▶ STATED PROBLEM
Only a number is wanted: how many lines in the records below contain "CHOW"?

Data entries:
[BEGIN]

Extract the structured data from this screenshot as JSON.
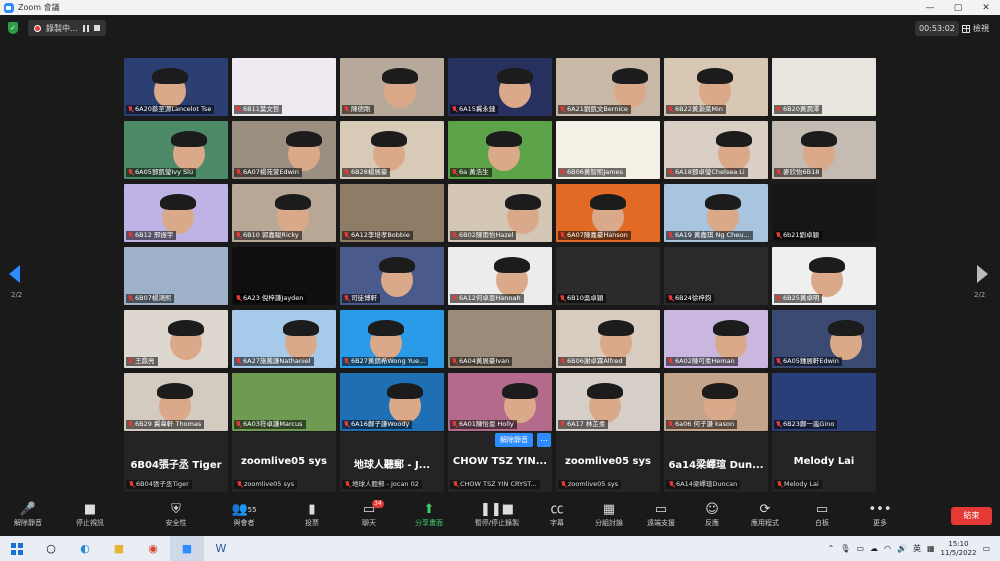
{
  "window": {
    "title": "Zoom 會議"
  },
  "topbar": {
    "recording_label": "錄製中...",
    "timer": "00:53:02",
    "view_label": "檢視"
  },
  "pagination": {
    "left": "2/2",
    "right": "2/2"
  },
  "tiles": [
    {
      "label": "6A20蔡至源Lancelot Tse",
      "bg": "#2b3f73"
    },
    {
      "label": "6B11葉文哲",
      "bg": "#efe9f1"
    },
    {
      "label": "陳德剛",
      "bg": "#b7a999"
    },
    {
      "label": "6A15冀永鏈",
      "bg": "#28305f"
    },
    {
      "label": "6A21劉凱文Bernice",
      "bg": "#c9b8a6"
    },
    {
      "label": "6B22黃灏萊Min",
      "bg": "#d8c7b3"
    },
    {
      "label": "6B20黃潤澤",
      "bg": "#e8e4de"
    },
    {
      "label": "6A05鄧凱瑩Ivy Siu",
      "bg": "#4d8a68"
    },
    {
      "label": "6A07楊苑萱Edwin",
      "bg": "#9a8f80"
    },
    {
      "label": "6B28楊展豪",
      "bg": "#d7cbb8"
    },
    {
      "label": "6a 黃浩生",
      "bg": "#5da34a"
    },
    {
      "label": "6B06黃智熙James",
      "bg": "#f5f0e6"
    },
    {
      "label": "6A18鄧卓瑩Chelsea Li",
      "bg": "#d9cfc4"
    },
    {
      "label": "麥欣怡6B18",
      "bg": "#c4bcb2"
    },
    {
      "label": "6B12 邢振宇",
      "bg": "#bfb3e6"
    },
    {
      "label": "6B10 郭嘉駿Ricky",
      "bg": "#b8a795"
    },
    {
      "label": "6A12李培孝Bobbie",
      "bg": "#8e7c66"
    },
    {
      "label": "6B02陳雨怡Hazel",
      "bg": "#d4c6b4"
    },
    {
      "label": "6A07陳嘉豪Hanson",
      "bg": "#e26a25"
    },
    {
      "label": "6A19 黃嘉琪 Ng Cheu...",
      "bg": "#a8c4de"
    },
    {
      "label": "6b21劉卓穎",
      "bg": "#161616"
    },
    {
      "label": "6B07楊鴻熙",
      "bg": "#9db2c9"
    },
    {
      "label": "6A23 倪梓謙Jayden",
      "bg": "#0f0f0f"
    },
    {
      "label": "司徒博軒",
      "bg": "#4a5a8c"
    },
    {
      "label": "6A12何卓恩Hannah",
      "bg": "#ececec"
    },
    {
      "label": "6B10吳卓穎",
      "bg": "#2b2b2b"
    },
    {
      "label": "6B24徐梓鈞",
      "bg": "#2a2a2a"
    },
    {
      "label": "6B25黃卓明",
      "bg": "#efefef"
    },
    {
      "label": "王鼎亮",
      "bg": "#ddd7cf"
    },
    {
      "label": "6A27施騰謙Nathaniel",
      "bg": "#a7c9ea"
    },
    {
      "label": "6B27黃朗希Wong Yue...",
      "bg": "#2b9ae8"
    },
    {
      "label": "6A04黃展豪Ivan",
      "bg": "#9c8b78"
    },
    {
      "label": "6B06謝卓霖Alfred",
      "bg": "#d8cbbf"
    },
    {
      "label": "6A02陳可柔Heman",
      "bg": "#c9b7e0"
    },
    {
      "label": "6A05鍾展軒Edwin",
      "bg": "#3b4a73"
    },
    {
      "label": "6B29 冀韋軒 Thomas",
      "bg": "#d4cbc0"
    },
    {
      "label": "6A03符卓謙Marcus",
      "bg": "#6e9a52"
    },
    {
      "label": "6A16鄭子謙Woody",
      "bg": "#1f6fb5"
    },
    {
      "label": "6A01陳怡恩 Holly",
      "bg": "#b46a8a"
    },
    {
      "label": "6A17 林芷柔",
      "bg": "#d6cfc8"
    },
    {
      "label": "6a06 何子謙 kason",
      "bg": "#c4a48a"
    },
    {
      "label": "6B23鄭一嵐Gino",
      "bg": "#2a3e7a"
    }
  ],
  "name_tiles": [
    {
      "name": "6B04張子丞 Tiger",
      "label": "6B04張子丞Tiger"
    },
    {
      "name": "zoomlive05 sys",
      "label": "zoomlive05 sys"
    },
    {
      "name": "地球人聽郵 - J...",
      "label": "地球人聽郵 - Jocan 02"
    },
    {
      "name": "CHOW TSZ YIN...",
      "label": "CHOW TSZ YIN CRYST..."
    },
    {
      "name": "zoomlive05 sys",
      "label": "zoomlive05 sys"
    },
    {
      "name": "6a14梁嶧瑄 Dun...",
      "label": "6A14梁嶧瑄Duncan"
    },
    {
      "name": "Melody Lai",
      "label": "Melody Lai"
    }
  ],
  "tile_actions": {
    "unmute": "解除靜音",
    "more": "..."
  },
  "toolbar": {
    "unmute": "解除靜音",
    "stop_video": "停止視訊",
    "security": "安全性",
    "participants": "與會者",
    "participants_count": "55",
    "polls": "投票",
    "chat": "聊天",
    "chat_badge": "34",
    "share": "分享畫面",
    "pause_record": "暫停/停止錄製",
    "captions": "字幕",
    "breakout": "分組討論",
    "remote": "遠端支援",
    "reactions": "反應",
    "apps": "應用程式",
    "whiteboard": "白板",
    "more": "更多",
    "end": "結束"
  },
  "taskbar": {
    "ime": "英",
    "time": "15:10",
    "date": "11/5/2022"
  }
}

[END]

▶ FINAL RESULT
2